### Task details
Return a copy of every line in the data below that contains "dasselbe".

┏━━

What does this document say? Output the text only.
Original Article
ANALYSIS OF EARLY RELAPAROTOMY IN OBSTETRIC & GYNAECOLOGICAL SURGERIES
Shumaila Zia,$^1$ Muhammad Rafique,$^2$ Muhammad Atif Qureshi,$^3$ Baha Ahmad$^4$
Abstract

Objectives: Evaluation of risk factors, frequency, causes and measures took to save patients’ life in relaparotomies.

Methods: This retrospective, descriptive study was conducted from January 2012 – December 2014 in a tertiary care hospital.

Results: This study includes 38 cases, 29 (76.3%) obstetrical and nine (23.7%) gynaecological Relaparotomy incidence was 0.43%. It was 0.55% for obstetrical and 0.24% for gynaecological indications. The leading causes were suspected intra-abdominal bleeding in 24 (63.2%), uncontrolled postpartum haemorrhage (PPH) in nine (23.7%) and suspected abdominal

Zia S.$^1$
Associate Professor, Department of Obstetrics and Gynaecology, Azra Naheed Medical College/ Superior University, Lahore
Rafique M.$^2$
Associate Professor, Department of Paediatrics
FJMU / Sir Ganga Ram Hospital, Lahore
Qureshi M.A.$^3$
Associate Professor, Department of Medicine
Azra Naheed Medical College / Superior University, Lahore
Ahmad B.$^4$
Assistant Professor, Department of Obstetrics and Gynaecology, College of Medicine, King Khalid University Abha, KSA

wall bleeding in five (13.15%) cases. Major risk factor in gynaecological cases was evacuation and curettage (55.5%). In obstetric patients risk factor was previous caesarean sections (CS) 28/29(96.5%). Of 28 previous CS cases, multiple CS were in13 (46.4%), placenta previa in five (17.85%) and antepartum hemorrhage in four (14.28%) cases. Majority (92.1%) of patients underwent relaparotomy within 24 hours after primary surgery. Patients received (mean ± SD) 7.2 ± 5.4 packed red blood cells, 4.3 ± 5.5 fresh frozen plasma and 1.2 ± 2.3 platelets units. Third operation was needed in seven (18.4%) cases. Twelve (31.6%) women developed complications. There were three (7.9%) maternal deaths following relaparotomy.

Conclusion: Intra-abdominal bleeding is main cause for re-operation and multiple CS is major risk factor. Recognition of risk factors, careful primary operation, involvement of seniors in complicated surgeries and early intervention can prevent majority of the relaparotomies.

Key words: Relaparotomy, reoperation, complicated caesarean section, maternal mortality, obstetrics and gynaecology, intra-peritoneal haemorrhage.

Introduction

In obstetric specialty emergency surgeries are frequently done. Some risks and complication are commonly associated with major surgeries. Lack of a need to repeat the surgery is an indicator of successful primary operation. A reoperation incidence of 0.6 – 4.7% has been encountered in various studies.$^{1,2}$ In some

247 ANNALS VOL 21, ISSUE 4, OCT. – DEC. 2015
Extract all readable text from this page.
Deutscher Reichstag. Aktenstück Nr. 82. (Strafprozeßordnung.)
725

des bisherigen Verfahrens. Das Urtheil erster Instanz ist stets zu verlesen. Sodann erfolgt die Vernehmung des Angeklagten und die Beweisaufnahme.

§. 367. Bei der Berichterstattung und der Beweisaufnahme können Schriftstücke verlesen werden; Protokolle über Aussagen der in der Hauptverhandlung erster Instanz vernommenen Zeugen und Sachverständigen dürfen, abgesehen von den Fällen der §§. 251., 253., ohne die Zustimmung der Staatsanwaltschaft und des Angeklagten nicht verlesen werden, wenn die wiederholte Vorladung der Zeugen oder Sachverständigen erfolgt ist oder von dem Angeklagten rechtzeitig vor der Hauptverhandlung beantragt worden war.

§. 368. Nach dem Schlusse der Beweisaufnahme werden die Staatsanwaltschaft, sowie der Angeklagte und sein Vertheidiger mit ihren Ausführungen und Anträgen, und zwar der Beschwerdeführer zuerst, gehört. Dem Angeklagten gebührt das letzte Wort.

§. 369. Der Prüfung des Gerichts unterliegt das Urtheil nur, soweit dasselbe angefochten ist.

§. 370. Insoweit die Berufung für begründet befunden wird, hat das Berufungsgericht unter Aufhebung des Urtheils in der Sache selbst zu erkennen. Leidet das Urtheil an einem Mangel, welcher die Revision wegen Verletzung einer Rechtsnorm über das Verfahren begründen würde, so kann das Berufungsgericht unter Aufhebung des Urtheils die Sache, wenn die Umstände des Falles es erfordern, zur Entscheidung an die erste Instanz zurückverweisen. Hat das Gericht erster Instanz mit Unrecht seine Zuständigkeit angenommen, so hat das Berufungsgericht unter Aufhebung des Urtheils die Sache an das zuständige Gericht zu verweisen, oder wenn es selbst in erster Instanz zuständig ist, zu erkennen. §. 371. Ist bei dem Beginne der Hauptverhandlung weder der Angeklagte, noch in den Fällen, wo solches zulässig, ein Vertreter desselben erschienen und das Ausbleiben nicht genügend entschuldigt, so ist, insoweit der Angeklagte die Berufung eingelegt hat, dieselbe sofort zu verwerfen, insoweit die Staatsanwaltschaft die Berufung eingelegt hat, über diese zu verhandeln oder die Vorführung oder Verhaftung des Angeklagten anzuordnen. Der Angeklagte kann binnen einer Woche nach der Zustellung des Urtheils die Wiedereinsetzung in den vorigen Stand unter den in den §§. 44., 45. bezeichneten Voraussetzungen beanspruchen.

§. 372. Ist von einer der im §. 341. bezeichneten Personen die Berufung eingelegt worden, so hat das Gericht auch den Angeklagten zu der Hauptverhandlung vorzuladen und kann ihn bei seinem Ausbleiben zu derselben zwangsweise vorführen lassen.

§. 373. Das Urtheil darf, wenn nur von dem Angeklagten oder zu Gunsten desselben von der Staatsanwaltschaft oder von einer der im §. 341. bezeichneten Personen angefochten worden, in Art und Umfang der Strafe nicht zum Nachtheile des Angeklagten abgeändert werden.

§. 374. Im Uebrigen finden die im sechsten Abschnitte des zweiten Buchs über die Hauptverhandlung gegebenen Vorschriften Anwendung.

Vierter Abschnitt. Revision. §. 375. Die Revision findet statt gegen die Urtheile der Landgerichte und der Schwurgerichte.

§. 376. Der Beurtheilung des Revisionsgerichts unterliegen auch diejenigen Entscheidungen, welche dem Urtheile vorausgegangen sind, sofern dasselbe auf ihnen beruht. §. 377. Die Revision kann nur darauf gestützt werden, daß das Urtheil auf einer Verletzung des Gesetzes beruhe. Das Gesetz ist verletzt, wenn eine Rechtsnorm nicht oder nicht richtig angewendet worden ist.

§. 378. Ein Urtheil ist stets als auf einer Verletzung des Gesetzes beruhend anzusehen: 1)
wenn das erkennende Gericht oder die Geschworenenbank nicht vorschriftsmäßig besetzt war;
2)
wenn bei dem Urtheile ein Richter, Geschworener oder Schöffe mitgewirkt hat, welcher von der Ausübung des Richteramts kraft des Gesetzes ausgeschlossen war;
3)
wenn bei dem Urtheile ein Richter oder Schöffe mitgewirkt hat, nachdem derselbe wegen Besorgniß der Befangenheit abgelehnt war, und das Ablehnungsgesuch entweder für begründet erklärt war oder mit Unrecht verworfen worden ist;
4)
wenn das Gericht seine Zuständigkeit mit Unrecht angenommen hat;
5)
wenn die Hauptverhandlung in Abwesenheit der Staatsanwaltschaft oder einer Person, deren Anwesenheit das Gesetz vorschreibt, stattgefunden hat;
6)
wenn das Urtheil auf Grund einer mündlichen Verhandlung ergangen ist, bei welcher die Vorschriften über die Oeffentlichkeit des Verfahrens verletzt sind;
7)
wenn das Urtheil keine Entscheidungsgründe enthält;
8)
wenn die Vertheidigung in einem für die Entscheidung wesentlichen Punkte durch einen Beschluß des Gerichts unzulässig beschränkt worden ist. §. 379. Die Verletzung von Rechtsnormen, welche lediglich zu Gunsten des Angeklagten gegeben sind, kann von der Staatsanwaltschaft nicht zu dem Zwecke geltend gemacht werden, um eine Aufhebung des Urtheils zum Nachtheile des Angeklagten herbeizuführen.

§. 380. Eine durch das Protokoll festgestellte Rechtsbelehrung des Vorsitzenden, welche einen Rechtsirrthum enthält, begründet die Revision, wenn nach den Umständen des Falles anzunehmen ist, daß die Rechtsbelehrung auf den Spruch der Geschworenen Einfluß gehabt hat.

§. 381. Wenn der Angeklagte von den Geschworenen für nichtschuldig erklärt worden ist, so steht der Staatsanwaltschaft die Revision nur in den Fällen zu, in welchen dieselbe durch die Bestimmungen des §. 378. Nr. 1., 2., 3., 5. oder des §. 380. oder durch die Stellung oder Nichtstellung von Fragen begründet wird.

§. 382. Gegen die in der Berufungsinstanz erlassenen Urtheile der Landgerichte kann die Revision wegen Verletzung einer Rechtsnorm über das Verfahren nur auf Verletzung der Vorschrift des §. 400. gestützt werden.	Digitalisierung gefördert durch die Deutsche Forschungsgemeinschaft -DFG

┗━━

### Answer to this problem
§. 369. Der Prüfung des Gerichts unterliegt das Urtheil nur, soweit dasselbe angefochten ist.
§. 376. Der Beurtheilung des Revisionsgerichts unterliegen auch diejenigen Entscheidungen, welche dem Urtheile vorausgegangen sind, sofern dasselbe auf ihnen beruht. §. 377. Die Revision kann nur darauf gestützt werden, daß das Urtheil auf einer Verletzung des Gesetzes beruhe. Das Gesetz ist verletzt, wenn eine Rechtsnorm nicht oder nicht richtig angewendet worden ist.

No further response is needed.